What the task asks »
Transcribe the full listing exactly, and drop every picture.

Record extracts »
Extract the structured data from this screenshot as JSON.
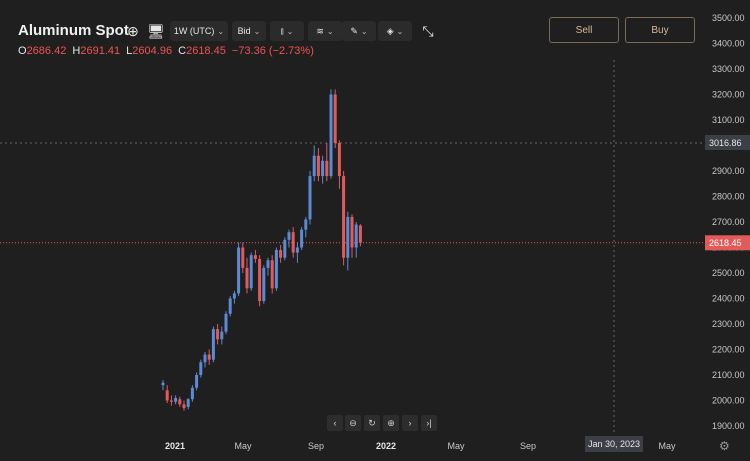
{
  "header": {
    "title": "Aluminum Spot",
    "interval_label": "1W (UTC)",
    "price_side_label": "Bid",
    "sell_label": "Sell",
    "buy_label": "Buy"
  },
  "ohlc": {
    "o_label": "O",
    "o_value": "2686.42",
    "h_label": "H",
    "h_value": "2691.41",
    "l_label": "L",
    "l_value": "2604.96",
    "c_label": "C",
    "c_value": "2618.45",
    "change": "−73.36 (−2.73%)"
  },
  "colors": {
    "up": "#5b8ad6",
    "down": "#e15b5b",
    "background": "#1f1f1f",
    "price_line": "#e15b5b"
  },
  "chart_data": {
    "type": "candlestick",
    "title": "Aluminum Spot",
    "y_axis": {
      "ticks": [
        "3500.00",
        "3400.00",
        "3300.00",
        "3200.00",
        "3100.00",
        "3000.00",
        "2900.00",
        "2800.00",
        "2700.00",
        "2600.00",
        "2500.00",
        "2400.00",
        "2300.00",
        "2200.00",
        "2100.00",
        "2000.00",
        "1900.00"
      ],
      "range": [
        1870,
        3550
      ],
      "position": "right"
    },
    "x_axis": {
      "ticks": [
        {
          "label": "2021",
          "bold": true
        },
        {
          "label": "May",
          "bold": false
        },
        {
          "label": "Sep",
          "bold": false
        },
        {
          "label": "2022",
          "bold": true
        },
        {
          "label": "May",
          "bold": false
        },
        {
          "label": "Sep",
          "bold": false
        },
        {
          "label": "May",
          "bold": false
        }
      ]
    },
    "crosshair": {
      "price_label": "3016.86",
      "date_label": "Jan 30, 2023"
    },
    "last_price_label": "2618.45",
    "grid": false,
    "candles": [
      {
        "o": 2060,
        "h": 2080,
        "l": 2040,
        "c": 2070
      },
      {
        "o": 2040,
        "h": 2060,
        "l": 1990,
        "c": 2000
      },
      {
        "o": 2000,
        "h": 2020,
        "l": 1980,
        "c": 1995
      },
      {
        "o": 1995,
        "h": 2020,
        "l": 1985,
        "c": 2010
      },
      {
        "o": 2005,
        "h": 2015,
        "l": 1975,
        "c": 1985
      },
      {
        "o": 1985,
        "h": 2000,
        "l": 1960,
        "c": 1970
      },
      {
        "o": 1975,
        "h": 2010,
        "l": 1965,
        "c": 2005
      },
      {
        "o": 2005,
        "h": 2060,
        "l": 1995,
        "c": 2050
      },
      {
        "o": 2050,
        "h": 2110,
        "l": 2040,
        "c": 2100
      },
      {
        "o": 2100,
        "h": 2160,
        "l": 2090,
        "c": 2150
      },
      {
        "o": 2150,
        "h": 2190,
        "l": 2130,
        "c": 2180
      },
      {
        "o": 2180,
        "h": 2200,
        "l": 2140,
        "c": 2160
      },
      {
        "o": 2160,
        "h": 2290,
        "l": 2150,
        "c": 2280
      },
      {
        "o": 2280,
        "h": 2300,
        "l": 2220,
        "c": 2240
      },
      {
        "o": 2240,
        "h": 2290,
        "l": 2220,
        "c": 2270
      },
      {
        "o": 2270,
        "h": 2350,
        "l": 2260,
        "c": 2340
      },
      {
        "o": 2340,
        "h": 2410,
        "l": 2330,
        "c": 2400
      },
      {
        "o": 2400,
        "h": 2430,
        "l": 2380,
        "c": 2420
      },
      {
        "o": 2420,
        "h": 2620,
        "l": 2410,
        "c": 2600
      },
      {
        "o": 2600,
        "h": 2620,
        "l": 2500,
        "c": 2520
      },
      {
        "o": 2520,
        "h": 2560,
        "l": 2420,
        "c": 2440
      },
      {
        "o": 2440,
        "h": 2580,
        "l": 2430,
        "c": 2570
      },
      {
        "o": 2570,
        "h": 2590,
        "l": 2540,
        "c": 2555
      },
      {
        "o": 2555,
        "h": 2570,
        "l": 2370,
        "c": 2390
      },
      {
        "o": 2390,
        "h": 2530,
        "l": 2380,
        "c": 2520
      },
      {
        "o": 2520,
        "h": 2560,
        "l": 2490,
        "c": 2550
      },
      {
        "o": 2550,
        "h": 2570,
        "l": 2420,
        "c": 2440
      },
      {
        "o": 2440,
        "h": 2600,
        "l": 2430,
        "c": 2590
      },
      {
        "o": 2590,
        "h": 2610,
        "l": 2540,
        "c": 2560
      },
      {
        "o": 2560,
        "h": 2640,
        "l": 2550,
        "c": 2630
      },
      {
        "o": 2630,
        "h": 2670,
        "l": 2600,
        "c": 2660
      },
      {
        "o": 2660,
        "h": 2680,
        "l": 2560,
        "c": 2580
      },
      {
        "o": 2580,
        "h": 2620,
        "l": 2540,
        "c": 2600
      },
      {
        "o": 2600,
        "h": 2680,
        "l": 2590,
        "c": 2670
      },
      {
        "o": 2670,
        "h": 2720,
        "l": 2640,
        "c": 2710
      },
      {
        "o": 2710,
        "h": 2900,
        "l": 2690,
        "c": 2880
      },
      {
        "o": 2880,
        "h": 3000,
        "l": 2860,
        "c": 2960
      },
      {
        "o": 2960,
        "h": 2990,
        "l": 2860,
        "c": 2880
      },
      {
        "o": 2880,
        "h": 2960,
        "l": 2850,
        "c": 2940
      },
      {
        "o": 2940,
        "h": 3010,
        "l": 2860,
        "c": 2880
      },
      {
        "o": 2880,
        "h": 3220,
        "l": 2870,
        "c": 3200
      },
      {
        "o": 3200,
        "h": 3220,
        "l": 2990,
        "c": 3010
      },
      {
        "o": 3010,
        "h": 3020,
        "l": 2830,
        "c": 2880
      },
      {
        "o": 2880,
        "h": 2900,
        "l": 2530,
        "c": 2560
      },
      {
        "o": 2560,
        "h": 2740,
        "l": 2510,
        "c": 2720
      },
      {
        "o": 2720,
        "h": 2730,
        "l": 2560,
        "c": 2600
      },
      {
        "o": 2600,
        "h": 2700,
        "l": 2560,
        "c": 2690
      },
      {
        "o": 2686.42,
        "h": 2691.41,
        "l": 2604.96,
        "c": 2618.45
      }
    ]
  }
}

Reply to the task »
Extract the structured data from this screenshot as JSON.
{
  "header": {
    "title": "Aluminum Spot",
    "interval_label": "1W (UTC)",
    "price_side_label": "Bid",
    "sell_label": "Sell",
    "buy_label": "Buy"
  },
  "ohlc": {
    "o_label": "O",
    "o_value": "2686.42",
    "h_label": "H",
    "h_value": "2691.41",
    "l_label": "L",
    "l_value": "2604.96",
    "c_label": "C",
    "c_value": "2618.45",
    "change": "−73.36 (−2.73%)"
  },
  "colors": {
    "up": "#5b8ad6",
    "down": "#e15b5b",
    "background": "#1f1f1f",
    "price_line": "#e15b5b"
  },
  "chart_data": {
    "type": "candlestick",
    "title": "Aluminum Spot",
    "y_axis": {
      "ticks": [
        "3500.00",
        "3400.00",
        "3300.00",
        "3200.00",
        "3100.00",
        "3000.00",
        "2900.00",
        "2800.00",
        "2700.00",
        "2600.00",
        "2500.00",
        "2400.00",
        "2300.00",
        "2200.00",
        "2100.00",
        "2000.00",
        "1900.00"
      ],
      "range": [
        1870,
        3550
      ],
      "position": "right"
    },
    "x_axis": {
      "ticks": [
        {
          "label": "2021",
          "bold": true
        },
        {
          "label": "May",
          "bold": false
        },
        {
          "label": "Sep",
          "bold": false
        },
        {
          "label": "2022",
          "bold": true
        },
        {
          "label": "May",
          "bold": false
        },
        {
          "label": "Sep",
          "bold": false
        },
        {
          "label": "May",
          "bold": false
        }
      ]
    },
    "crosshair": {
      "price_label": "3016.86",
      "date_label": "Jan 30, 2023"
    },
    "last_price_label": "2618.45",
    "grid": false,
    "candles": [
      {
        "o": 2060,
        "h": 2080,
        "l": 2040,
        "c": 2070
      },
      {
        "o": 2040,
        "h": 2060,
        "l": 1990,
        "c": 2000
      },
      {
        "o": 2000,
        "h": 2020,
        "l": 1980,
        "c": 1995
      },
      {
        "o": 1995,
        "h": 2020,
        "l": 1985,
        "c": 2010
      },
      {
        "o": 2005,
        "h": 2015,
        "l": 1975,
        "c": 1985
      },
      {
        "o": 1985,
        "h": 2000,
        "l": 1960,
        "c": 1970
      },
      {
        "o": 1975,
        "h": 2010,
        "l": 1965,
        "c": 2005
      },
      {
        "o": 2005,
        "h": 2060,
        "l": 1995,
        "c": 2050
      },
      {
        "o": 2050,
        "h": 2110,
        "l": 2040,
        "c": 2100
      },
      {
        "o": 2100,
        "h": 2160,
        "l": 2090,
        "c": 2150
      },
      {
        "o": 2150,
        "h": 2190,
        "l": 2130,
        "c": 2180
      },
      {
        "o": 2180,
        "h": 2200,
        "l": 2140,
        "c": 2160
      },
      {
        "o": 2160,
        "h": 2290,
        "l": 2150,
        "c": 2280
      },
      {
        "o": 2280,
        "h": 2300,
        "l": 2220,
        "c": 2240
      },
      {
        "o": 2240,
        "h": 2290,
        "l": 2220,
        "c": 2270
      },
      {
        "o": 2270,
        "h": 2350,
        "l": 2260,
        "c": 2340
      },
      {
        "o": 2340,
        "h": 2410,
        "l": 2330,
        "c": 2400
      },
      {
        "o": 2400,
        "h": 2430,
        "l": 2380,
        "c": 2420
      },
      {
        "o": 2420,
        "h": 2620,
        "l": 2410,
        "c": 2600
      },
      {
        "o": 2600,
        "h": 2620,
        "l": 2500,
        "c": 2520
      },
      {
        "o": 2520,
        "h": 2560,
        "l": 2420,
        "c": 2440
      },
      {
        "o": 2440,
        "h": 2580,
        "l": 2430,
        "c": 2570
      },
      {
        "o": 2570,
        "h": 2590,
        "l": 2540,
        "c": 2555
      },
      {
        "o": 2555,
        "h": 2570,
        "l": 2370,
        "c": 2390
      },
      {
        "o": 2390,
        "h": 2530,
        "l": 2380,
        "c": 2520
      },
      {
        "o": 2520,
        "h": 2560,
        "l": 2490,
        "c": 2550
      },
      {
        "o": 2550,
        "h": 2570,
        "l": 2420,
        "c": 2440
      },
      {
        "o": 2440,
        "h": 2600,
        "l": 2430,
        "c": 2590
      },
      {
        "o": 2590,
        "h": 2610,
        "l": 2540,
        "c": 2560
      },
      {
        "o": 2560,
        "h": 2640,
        "l": 2550,
        "c": 2630
      },
      {
        "o": 2630,
        "h": 2670,
        "l": 2600,
        "c": 2660
      },
      {
        "o": 2660,
        "h": 2680,
        "l": 2560,
        "c": 2580
      },
      {
        "o": 2580,
        "h": 2620,
        "l": 2540,
        "c": 2600
      },
      {
        "o": 2600,
        "h": 2680,
        "l": 2590,
        "c": 2670
      },
      {
        "o": 2670,
        "h": 2720,
        "l": 2640,
        "c": 2710
      },
      {
        "o": 2710,
        "h": 2900,
        "l": 2690,
        "c": 2880
      },
      {
        "o": 2880,
        "h": 3000,
        "l": 2860,
        "c": 2960
      },
      {
        "o": 2960,
        "h": 2990,
        "l": 2860,
        "c": 2880
      },
      {
        "o": 2880,
        "h": 2960,
        "l": 2850,
        "c": 2940
      },
      {
        "o": 2940,
        "h": 3010,
        "l": 2860,
        "c": 2880
      },
      {
        "o": 2880,
        "h": 3220,
        "l": 2870,
        "c": 3200
      },
      {
        "o": 3200,
        "h": 3220,
        "l": 2990,
        "c": 3010
      },
      {
        "o": 3010,
        "h": 3020,
        "l": 2830,
        "c": 2880
      },
      {
        "o": 2880,
        "h": 2900,
        "l": 2530,
        "c": 2560
      },
      {
        "o": 2560,
        "h": 2740,
        "l": 2510,
        "c": 2720
      },
      {
        "o": 2720,
        "h": 2730,
        "l": 2560,
        "c": 2600
      },
      {
        "o": 2600,
        "h": 2700,
        "l": 2560,
        "c": 2690
      },
      {
        "o": 2686.42,
        "h": 2691.41,
        "l": 2604.96,
        "c": 2618.45
      }
    ]
  }
}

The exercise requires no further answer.